A full, exact copy of the listing is needed, with images omitted.

• Exercise inputs
+--
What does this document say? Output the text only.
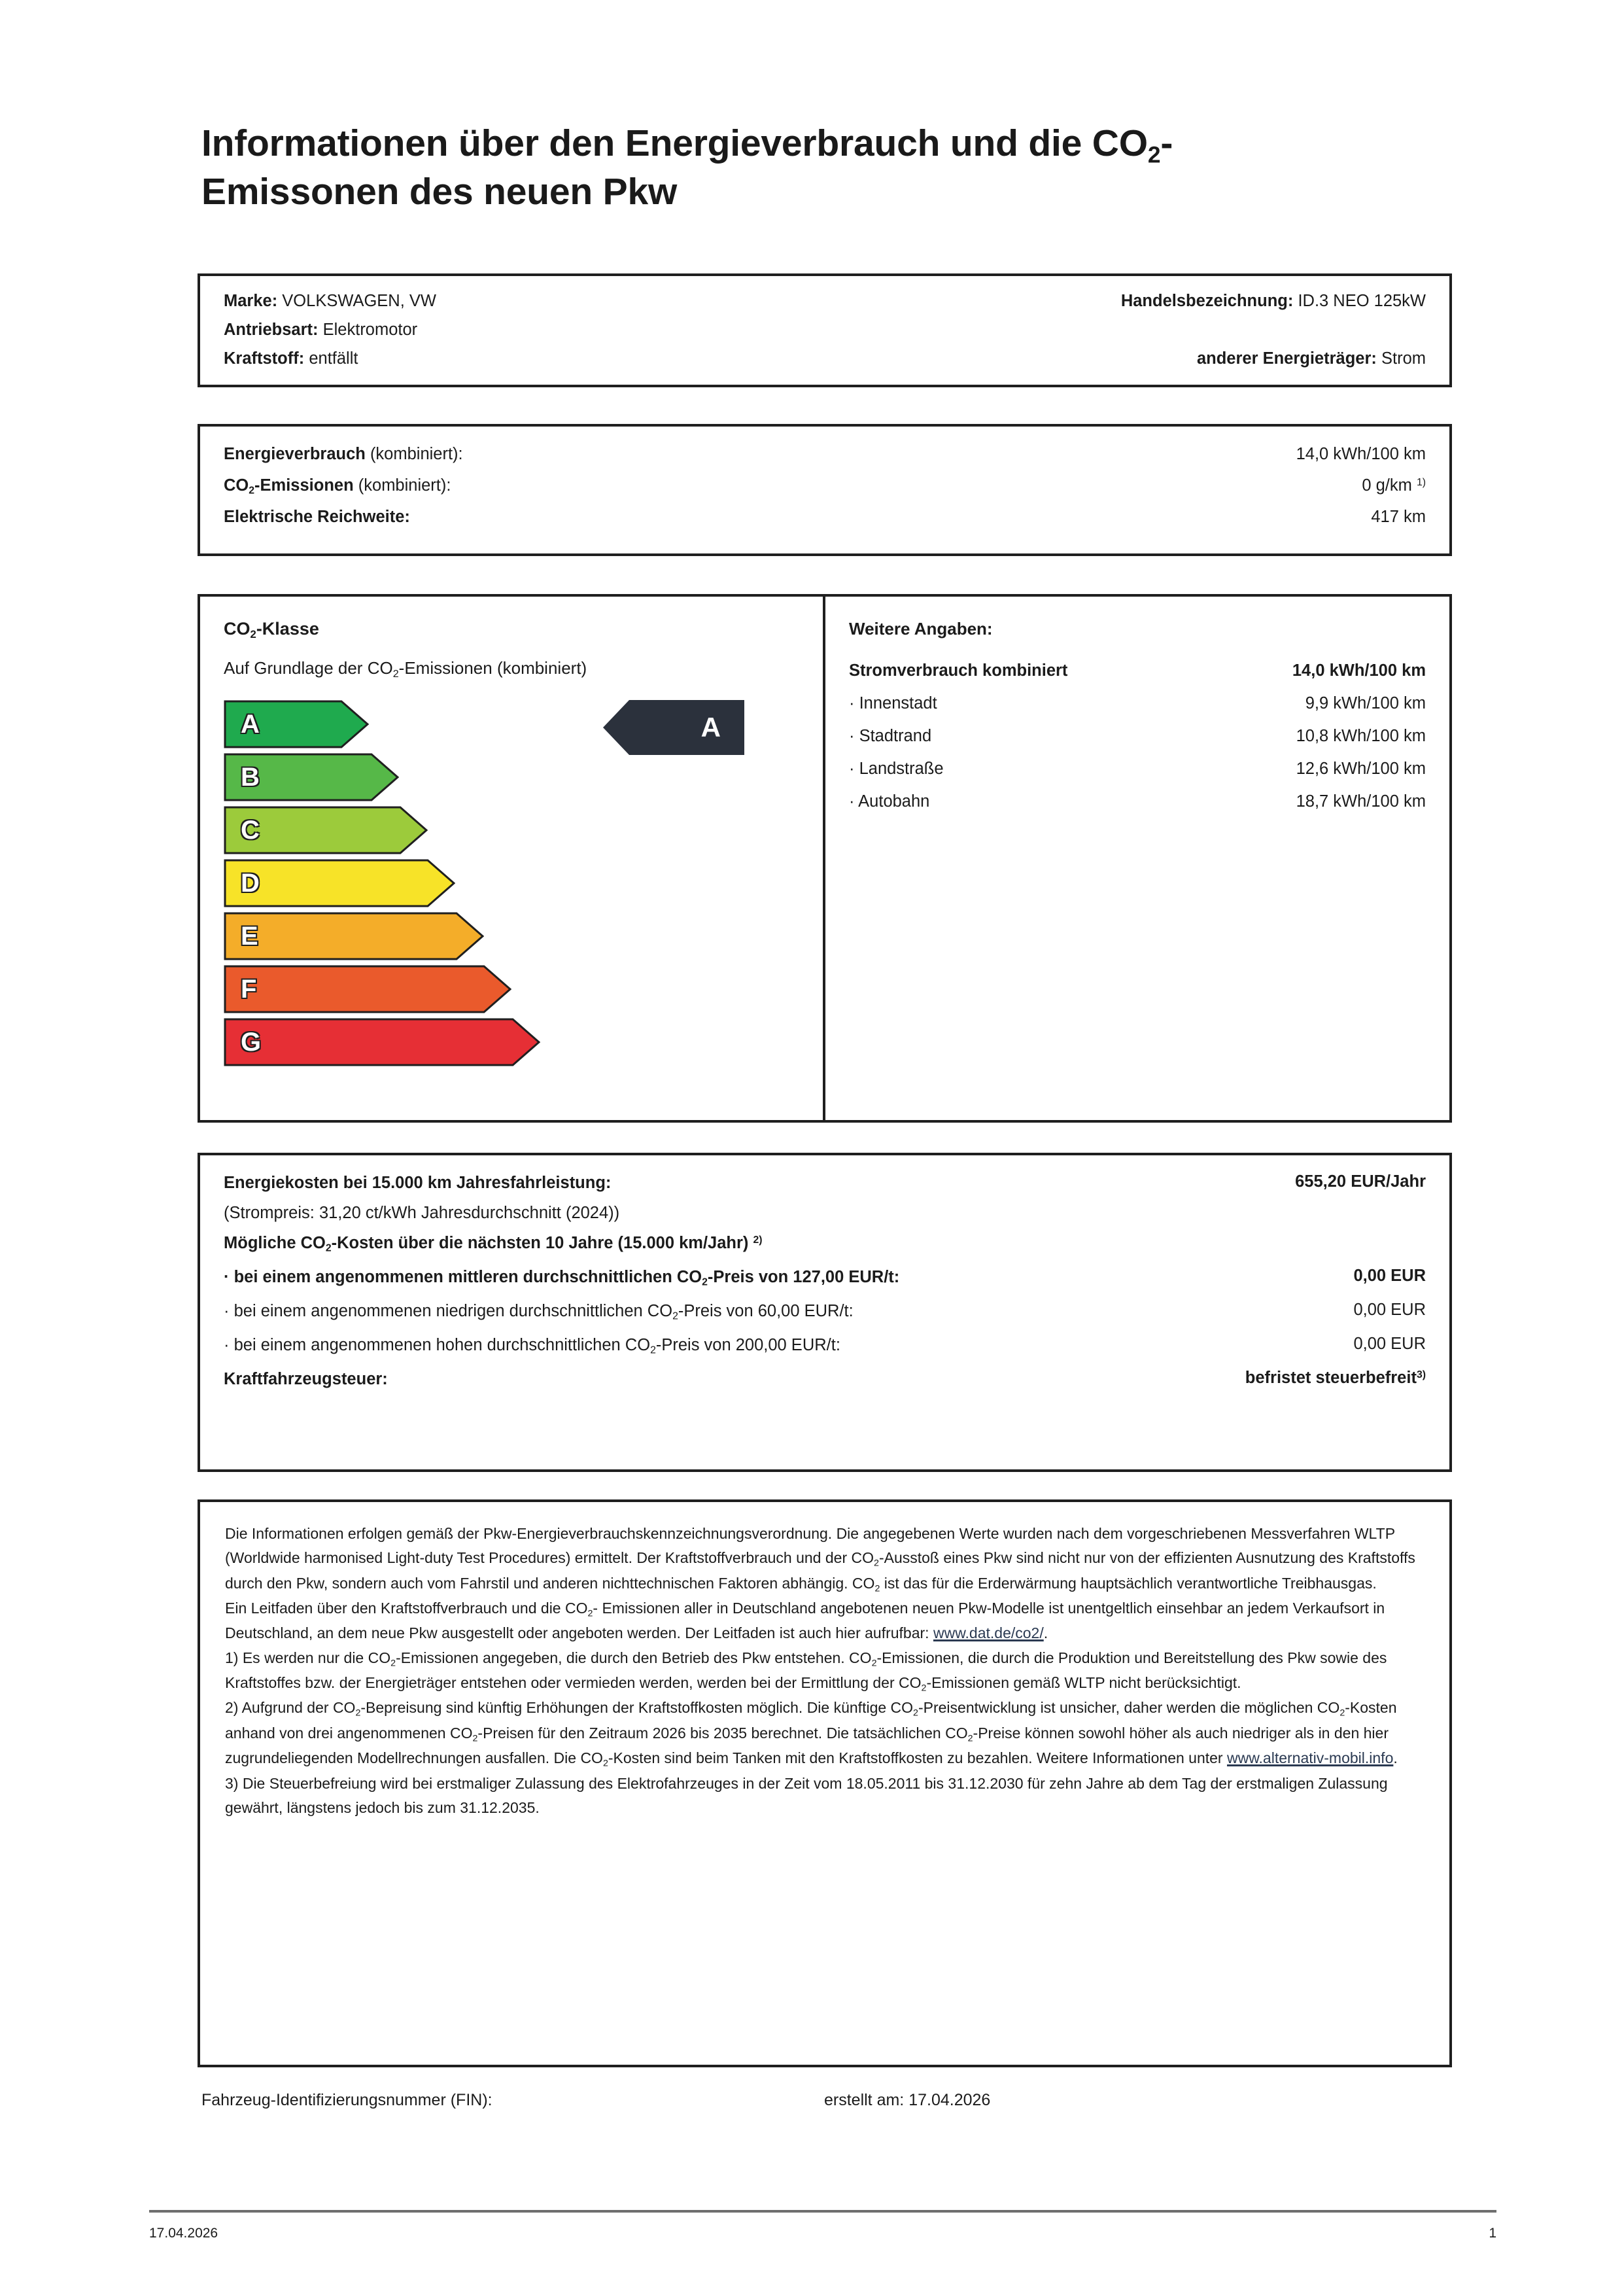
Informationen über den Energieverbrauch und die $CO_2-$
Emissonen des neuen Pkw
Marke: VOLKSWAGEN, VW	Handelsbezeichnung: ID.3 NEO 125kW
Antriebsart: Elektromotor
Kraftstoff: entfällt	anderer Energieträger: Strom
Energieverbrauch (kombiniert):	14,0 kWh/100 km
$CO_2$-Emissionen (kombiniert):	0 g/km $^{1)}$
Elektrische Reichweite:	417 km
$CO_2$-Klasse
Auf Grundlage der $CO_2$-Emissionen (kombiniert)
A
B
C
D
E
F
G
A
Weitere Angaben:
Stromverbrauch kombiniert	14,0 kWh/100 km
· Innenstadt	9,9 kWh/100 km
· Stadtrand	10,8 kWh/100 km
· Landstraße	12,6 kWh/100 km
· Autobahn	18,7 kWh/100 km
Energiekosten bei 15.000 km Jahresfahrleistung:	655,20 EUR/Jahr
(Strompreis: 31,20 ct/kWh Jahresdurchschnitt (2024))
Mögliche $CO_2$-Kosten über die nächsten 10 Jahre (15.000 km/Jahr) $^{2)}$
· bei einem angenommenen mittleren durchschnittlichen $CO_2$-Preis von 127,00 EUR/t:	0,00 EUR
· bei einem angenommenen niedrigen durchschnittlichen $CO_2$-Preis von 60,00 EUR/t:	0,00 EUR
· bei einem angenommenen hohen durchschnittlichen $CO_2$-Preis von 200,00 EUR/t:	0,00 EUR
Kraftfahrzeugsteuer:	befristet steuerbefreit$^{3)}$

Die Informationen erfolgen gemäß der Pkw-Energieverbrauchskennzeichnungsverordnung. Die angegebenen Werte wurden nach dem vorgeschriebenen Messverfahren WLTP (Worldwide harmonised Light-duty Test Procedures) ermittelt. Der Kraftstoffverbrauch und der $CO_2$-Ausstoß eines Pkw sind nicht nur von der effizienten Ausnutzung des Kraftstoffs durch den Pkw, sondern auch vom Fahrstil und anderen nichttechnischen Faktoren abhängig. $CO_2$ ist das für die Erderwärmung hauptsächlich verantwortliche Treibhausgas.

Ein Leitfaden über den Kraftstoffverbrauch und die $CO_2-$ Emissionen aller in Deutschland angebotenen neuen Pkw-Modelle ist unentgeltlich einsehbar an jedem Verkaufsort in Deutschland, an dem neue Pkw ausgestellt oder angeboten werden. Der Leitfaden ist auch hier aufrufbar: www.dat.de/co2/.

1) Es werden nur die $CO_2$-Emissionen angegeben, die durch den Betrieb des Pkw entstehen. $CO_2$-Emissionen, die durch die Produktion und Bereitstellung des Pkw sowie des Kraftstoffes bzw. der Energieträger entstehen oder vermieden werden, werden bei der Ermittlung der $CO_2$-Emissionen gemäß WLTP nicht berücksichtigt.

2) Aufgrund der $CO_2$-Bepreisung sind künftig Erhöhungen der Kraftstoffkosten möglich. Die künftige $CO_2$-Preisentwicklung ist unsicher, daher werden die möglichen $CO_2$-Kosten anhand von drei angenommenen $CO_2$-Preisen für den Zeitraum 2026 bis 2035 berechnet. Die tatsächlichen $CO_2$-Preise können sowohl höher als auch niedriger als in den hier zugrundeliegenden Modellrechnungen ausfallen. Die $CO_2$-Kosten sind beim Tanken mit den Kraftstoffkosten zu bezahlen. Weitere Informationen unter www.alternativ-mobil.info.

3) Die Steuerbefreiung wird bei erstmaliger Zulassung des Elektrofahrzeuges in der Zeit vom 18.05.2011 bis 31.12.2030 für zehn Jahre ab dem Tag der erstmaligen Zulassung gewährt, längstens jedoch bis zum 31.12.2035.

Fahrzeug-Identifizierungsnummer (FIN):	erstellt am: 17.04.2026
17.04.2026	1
+--
• Answer
What does this document say? Output the text only.
Informationen über den Energieverbrauch und die $CO_2-$
Emissonen des neuen Pkw
Marke: VOLKSWAGEN, VW	Handelsbezeichnung: ID.3 NEO 125kW
Antriebsart: Elektromotor
Kraftstoff: entfällt	anderer Energieträger: Strom
Energieverbrauch (kombiniert):	14,0 kWh/100 km
$CO_2$-Emissionen (kombiniert):	0 g/km $^{1)}$
Elektrische Reichweite:	417 km
$CO_2$-Klasse
Auf Grundlage der $CO_2$-Emissionen (kombiniert)
A
B
C
D
E
F
G
A
Weitere Angaben:
Stromverbrauch kombiniert	14,0 kWh/100 km
· Innenstadt	9,9 kWh/100 km
· Stadtrand	10,8 kWh/100 km
· Landstraße	12,6 kWh/100 km
· Autobahn	18,7 kWh/100 km
Energiekosten bei 15.000 km Jahresfahrleistung:	655,20 EUR/Jahr
(Strompreis: 31,20 ct/kWh Jahresdurchschnitt (2024))
Mögliche $CO_2$-Kosten über die nächsten 10 Jahre (15.000 km/Jahr) $^{2)}$
· bei einem angenommenen mittleren durchschnittlichen $CO_2$-Preis von 127,00 EUR/t:	0,00 EUR
· bei einem angenommenen niedrigen durchschnittlichen $CO_2$-Preis von 60,00 EUR/t:	0,00 EUR
· bei einem angenommenen hohen durchschnittlichen $CO_2$-Preis von 200,00 EUR/t:	0,00 EUR
Kraftfahrzeugsteuer:	befristet steuerbefreit$^{3)}$

Die Informationen erfolgen gemäß der Pkw-Energieverbrauchskennzeichnungsverordnung. Die angegebenen Werte wurden nach dem vorgeschriebenen Messverfahren WLTP (Worldwide harmonised Light-duty Test Procedures) ermittelt. Der Kraftstoffverbrauch und der $CO_2$-Ausstoß eines Pkw sind nicht nur von der effizienten Ausnutzung des Kraftstoffs durch den Pkw, sondern auch vom Fahrstil und anderen nichttechnischen Faktoren abhängig. $CO_2$ ist das für die Erderwärmung hauptsächlich verantwortliche Treibhausgas.

Ein Leitfaden über den Kraftstoffverbrauch und die $CO_2-$ Emissionen aller in Deutschland angebotenen neuen Pkw-Modelle ist unentgeltlich einsehbar an jedem Verkaufsort in Deutschland, an dem neue Pkw ausgestellt oder angeboten werden. Der Leitfaden ist auch hier aufrufbar: www.dat.de/co2/.

1) Es werden nur die $CO_2$-Emissionen angegeben, die durch den Betrieb des Pkw entstehen. $CO_2$-Emissionen, die durch die Produktion und Bereitstellung des Pkw sowie des Kraftstoffes bzw. der Energieträger entstehen oder vermieden werden, werden bei der Ermittlung der $CO_2$-Emissionen gemäß WLTP nicht berücksichtigt.

2) Aufgrund der $CO_2$-Bepreisung sind künftig Erhöhungen der Kraftstoffkosten möglich. Die künftige $CO_2$-Preisentwicklung ist unsicher, daher werden die möglichen $CO_2$-Kosten anhand von drei angenommenen $CO_2$-Preisen für den Zeitraum 2026 bis 2035 berechnet. Die tatsächlichen $CO_2$-Preise können sowohl höher als auch niedriger als in den hier zugrundeliegenden Modellrechnungen ausfallen. Die $CO_2$-Kosten sind beim Tanken mit den Kraftstoffkosten zu bezahlen. Weitere Informationen unter www.alternativ-mobil.info.

3) Die Steuerbefreiung wird bei erstmaliger Zulassung des Elektrofahrzeuges in der Zeit vom 18.05.2011 bis 31.12.2030 für zehn Jahre ab dem Tag der erstmaligen Zulassung gewährt, längstens jedoch bis zum 31.12.2035.

Fahrzeug-Identifizierungsnummer (FIN):	erstellt am: 17.04.2026
17.04.2026	1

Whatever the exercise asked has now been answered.